TASK INSTRUCTIONS:
Copy word for word every line from the start of the records through the line containing "like-count: 88 xyxy=(330,702,346,718)", including that line.

Stored records:
------------------------
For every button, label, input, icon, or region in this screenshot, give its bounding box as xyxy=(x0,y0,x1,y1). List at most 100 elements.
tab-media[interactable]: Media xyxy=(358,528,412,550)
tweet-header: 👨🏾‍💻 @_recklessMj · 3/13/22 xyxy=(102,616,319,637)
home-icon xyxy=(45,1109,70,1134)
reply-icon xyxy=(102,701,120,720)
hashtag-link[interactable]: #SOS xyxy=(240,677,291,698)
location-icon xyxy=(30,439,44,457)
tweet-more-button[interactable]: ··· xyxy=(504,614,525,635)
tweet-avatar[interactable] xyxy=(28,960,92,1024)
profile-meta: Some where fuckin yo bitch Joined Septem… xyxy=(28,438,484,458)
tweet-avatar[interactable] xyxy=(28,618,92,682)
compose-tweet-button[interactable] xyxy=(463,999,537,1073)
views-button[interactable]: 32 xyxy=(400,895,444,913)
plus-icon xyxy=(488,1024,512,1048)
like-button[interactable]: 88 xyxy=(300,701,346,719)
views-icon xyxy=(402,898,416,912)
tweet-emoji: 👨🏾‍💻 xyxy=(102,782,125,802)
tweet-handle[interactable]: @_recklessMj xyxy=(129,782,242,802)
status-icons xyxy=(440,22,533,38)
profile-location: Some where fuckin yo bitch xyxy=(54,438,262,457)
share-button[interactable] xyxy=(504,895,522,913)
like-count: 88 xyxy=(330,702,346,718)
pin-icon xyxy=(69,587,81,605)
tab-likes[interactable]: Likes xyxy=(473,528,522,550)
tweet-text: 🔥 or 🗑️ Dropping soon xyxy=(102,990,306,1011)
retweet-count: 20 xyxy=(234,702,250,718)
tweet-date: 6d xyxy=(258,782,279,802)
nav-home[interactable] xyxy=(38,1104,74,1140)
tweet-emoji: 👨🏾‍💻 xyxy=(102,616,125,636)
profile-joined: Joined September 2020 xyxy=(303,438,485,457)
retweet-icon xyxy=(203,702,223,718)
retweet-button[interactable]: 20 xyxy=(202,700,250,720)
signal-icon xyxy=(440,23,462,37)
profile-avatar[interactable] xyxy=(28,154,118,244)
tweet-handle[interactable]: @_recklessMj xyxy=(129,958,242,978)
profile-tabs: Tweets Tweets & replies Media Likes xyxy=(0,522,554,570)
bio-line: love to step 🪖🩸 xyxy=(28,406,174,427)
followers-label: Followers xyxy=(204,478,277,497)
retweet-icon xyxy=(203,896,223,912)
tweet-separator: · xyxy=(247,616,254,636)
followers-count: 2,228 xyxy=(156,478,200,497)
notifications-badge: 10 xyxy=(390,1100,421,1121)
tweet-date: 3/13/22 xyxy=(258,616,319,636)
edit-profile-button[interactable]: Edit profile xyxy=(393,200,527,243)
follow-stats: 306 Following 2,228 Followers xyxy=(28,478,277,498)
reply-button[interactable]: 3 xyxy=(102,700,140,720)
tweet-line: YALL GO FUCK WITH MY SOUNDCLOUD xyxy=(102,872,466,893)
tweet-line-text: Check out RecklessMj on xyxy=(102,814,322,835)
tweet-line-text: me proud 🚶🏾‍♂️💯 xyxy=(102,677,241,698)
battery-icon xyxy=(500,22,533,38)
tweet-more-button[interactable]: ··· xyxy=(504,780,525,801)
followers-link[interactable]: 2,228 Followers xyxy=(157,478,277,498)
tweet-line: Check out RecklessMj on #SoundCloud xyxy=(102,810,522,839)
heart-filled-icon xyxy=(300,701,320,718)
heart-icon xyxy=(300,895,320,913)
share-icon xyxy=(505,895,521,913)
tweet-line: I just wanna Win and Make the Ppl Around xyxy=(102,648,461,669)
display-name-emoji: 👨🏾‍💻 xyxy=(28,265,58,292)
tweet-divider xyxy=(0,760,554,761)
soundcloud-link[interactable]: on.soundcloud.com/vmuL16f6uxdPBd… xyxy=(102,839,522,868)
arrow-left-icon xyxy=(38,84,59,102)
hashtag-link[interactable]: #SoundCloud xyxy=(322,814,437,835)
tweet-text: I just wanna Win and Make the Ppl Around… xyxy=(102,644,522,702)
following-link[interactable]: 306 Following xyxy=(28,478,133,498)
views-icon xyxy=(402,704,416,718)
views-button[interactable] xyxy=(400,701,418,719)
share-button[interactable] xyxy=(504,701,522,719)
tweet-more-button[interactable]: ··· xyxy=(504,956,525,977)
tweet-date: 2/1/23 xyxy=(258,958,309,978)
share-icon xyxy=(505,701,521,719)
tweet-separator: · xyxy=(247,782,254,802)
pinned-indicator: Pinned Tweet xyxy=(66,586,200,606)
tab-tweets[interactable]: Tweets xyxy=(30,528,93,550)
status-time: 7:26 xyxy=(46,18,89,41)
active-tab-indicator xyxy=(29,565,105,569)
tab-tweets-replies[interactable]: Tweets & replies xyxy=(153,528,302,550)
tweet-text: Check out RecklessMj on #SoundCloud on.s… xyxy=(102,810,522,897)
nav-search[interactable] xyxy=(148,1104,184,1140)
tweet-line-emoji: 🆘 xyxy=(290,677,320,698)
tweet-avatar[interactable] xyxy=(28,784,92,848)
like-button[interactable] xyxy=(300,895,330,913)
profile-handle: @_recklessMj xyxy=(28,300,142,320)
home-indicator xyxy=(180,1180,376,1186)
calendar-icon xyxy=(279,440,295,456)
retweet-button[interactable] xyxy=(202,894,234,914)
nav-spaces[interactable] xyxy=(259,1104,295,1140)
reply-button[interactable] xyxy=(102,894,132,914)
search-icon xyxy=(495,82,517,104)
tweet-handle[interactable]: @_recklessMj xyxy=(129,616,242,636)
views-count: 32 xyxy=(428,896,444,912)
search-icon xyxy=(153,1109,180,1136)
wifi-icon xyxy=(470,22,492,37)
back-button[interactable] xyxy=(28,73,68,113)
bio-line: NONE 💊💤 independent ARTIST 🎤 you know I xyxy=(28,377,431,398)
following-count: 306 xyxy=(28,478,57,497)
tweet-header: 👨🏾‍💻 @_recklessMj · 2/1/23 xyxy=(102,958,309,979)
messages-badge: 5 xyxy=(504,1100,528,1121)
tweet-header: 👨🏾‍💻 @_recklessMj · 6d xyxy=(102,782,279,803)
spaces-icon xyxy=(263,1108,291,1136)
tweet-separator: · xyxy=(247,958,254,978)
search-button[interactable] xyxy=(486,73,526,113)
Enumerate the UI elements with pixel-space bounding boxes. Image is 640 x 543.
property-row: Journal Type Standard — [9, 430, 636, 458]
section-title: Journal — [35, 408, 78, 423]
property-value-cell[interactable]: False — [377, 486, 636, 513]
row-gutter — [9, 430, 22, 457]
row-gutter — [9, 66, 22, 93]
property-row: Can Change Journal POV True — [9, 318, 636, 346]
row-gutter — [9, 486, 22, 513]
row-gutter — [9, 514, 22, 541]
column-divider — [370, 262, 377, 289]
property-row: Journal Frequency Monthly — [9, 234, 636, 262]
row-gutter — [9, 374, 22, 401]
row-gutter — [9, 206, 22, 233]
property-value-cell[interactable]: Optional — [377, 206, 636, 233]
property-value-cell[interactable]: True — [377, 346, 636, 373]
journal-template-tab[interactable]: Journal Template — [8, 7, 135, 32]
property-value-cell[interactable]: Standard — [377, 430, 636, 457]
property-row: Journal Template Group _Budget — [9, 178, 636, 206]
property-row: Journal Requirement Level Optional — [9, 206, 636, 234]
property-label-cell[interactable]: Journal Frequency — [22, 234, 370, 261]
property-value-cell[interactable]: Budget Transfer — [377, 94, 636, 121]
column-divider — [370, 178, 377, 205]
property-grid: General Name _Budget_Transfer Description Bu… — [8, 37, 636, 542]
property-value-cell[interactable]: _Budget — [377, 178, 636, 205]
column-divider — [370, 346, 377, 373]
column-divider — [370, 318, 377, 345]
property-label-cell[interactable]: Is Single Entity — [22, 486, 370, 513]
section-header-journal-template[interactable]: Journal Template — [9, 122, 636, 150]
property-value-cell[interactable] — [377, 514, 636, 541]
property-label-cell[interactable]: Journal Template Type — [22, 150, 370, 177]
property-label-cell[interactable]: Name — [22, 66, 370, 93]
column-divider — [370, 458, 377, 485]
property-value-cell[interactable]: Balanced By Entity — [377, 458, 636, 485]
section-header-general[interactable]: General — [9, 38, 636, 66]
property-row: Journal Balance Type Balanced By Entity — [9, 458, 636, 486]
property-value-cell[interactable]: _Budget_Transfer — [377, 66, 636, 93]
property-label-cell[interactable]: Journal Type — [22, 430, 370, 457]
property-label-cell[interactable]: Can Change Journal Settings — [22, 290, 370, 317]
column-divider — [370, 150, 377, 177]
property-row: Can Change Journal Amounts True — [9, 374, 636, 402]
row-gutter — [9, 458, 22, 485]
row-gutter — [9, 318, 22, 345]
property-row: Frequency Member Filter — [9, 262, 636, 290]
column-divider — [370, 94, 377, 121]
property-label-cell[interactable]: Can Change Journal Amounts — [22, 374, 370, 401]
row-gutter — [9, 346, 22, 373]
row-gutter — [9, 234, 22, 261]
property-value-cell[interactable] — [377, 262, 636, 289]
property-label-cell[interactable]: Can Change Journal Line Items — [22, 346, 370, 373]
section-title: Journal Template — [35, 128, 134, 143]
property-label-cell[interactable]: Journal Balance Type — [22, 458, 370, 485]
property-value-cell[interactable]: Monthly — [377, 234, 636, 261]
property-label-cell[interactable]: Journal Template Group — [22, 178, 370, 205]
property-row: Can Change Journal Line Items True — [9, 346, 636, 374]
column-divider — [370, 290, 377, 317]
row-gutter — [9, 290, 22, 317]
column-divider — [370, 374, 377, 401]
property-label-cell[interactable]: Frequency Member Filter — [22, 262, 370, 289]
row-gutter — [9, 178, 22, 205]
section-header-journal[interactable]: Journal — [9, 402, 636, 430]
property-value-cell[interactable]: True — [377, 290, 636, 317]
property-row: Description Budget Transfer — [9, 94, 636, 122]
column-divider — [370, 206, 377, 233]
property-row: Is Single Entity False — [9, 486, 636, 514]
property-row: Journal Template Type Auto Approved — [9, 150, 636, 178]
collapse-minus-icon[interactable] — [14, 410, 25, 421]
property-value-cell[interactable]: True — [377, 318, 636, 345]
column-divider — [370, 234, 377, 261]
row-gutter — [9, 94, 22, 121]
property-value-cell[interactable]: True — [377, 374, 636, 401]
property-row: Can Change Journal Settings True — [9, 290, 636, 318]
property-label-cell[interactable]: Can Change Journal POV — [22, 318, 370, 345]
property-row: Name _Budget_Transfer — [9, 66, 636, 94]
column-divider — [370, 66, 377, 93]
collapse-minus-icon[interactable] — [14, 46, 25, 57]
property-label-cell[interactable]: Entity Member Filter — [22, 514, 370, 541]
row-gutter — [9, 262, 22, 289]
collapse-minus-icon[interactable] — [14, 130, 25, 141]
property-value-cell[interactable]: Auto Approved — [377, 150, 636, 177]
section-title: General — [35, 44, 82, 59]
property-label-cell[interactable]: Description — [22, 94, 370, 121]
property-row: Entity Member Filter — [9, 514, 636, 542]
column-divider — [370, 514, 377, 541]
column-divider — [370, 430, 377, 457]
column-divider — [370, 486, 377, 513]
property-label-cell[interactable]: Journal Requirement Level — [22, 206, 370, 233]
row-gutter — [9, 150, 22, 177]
------------------------
SOLUTION TO THIS PROBLEM:
For every button, label, input, icon, or region in this screenshot, give its bounding box as xyxy=(x0,y0,x1,y1). List at most 100 elements.
tab-media[interactable]: Media xyxy=(358,528,412,550)
tweet-header: 👨🏾‍💻 @_recklessMj · 3/13/22 xyxy=(102,616,319,637)
home-icon xyxy=(45,1109,70,1134)
reply-icon xyxy=(102,701,120,720)
hashtag-link[interactable]: #SOS xyxy=(240,677,291,698)
location-icon xyxy=(30,439,44,457)
tweet-more-button[interactable]: ··· xyxy=(504,614,525,635)
tweet-avatar[interactable] xyxy=(28,960,92,1024)
profile-meta: Some where fuckin yo bitch Joined Septem… xyxy=(28,438,484,458)
tweet-avatar[interactable] xyxy=(28,618,92,682)
compose-tweet-button[interactable] xyxy=(463,999,537,1073)
views-button[interactable]: 32 xyxy=(400,895,444,913)
plus-icon xyxy=(488,1024,512,1048)
like-button[interactable]: 88 xyxy=(300,701,346,719)
views-icon xyxy=(402,898,416,912)
tweet-emoji: 👨🏾‍💻 xyxy=(102,782,125,802)
tweet-handle[interactable]: @_recklessMj xyxy=(129,782,242,802)
status-icons xyxy=(440,22,533,38)
profile-location: Some where fuckin yo bitch xyxy=(54,438,262,457)
share-button[interactable] xyxy=(504,895,522,913)
like-count: 88 xyxy=(330,702,346,718)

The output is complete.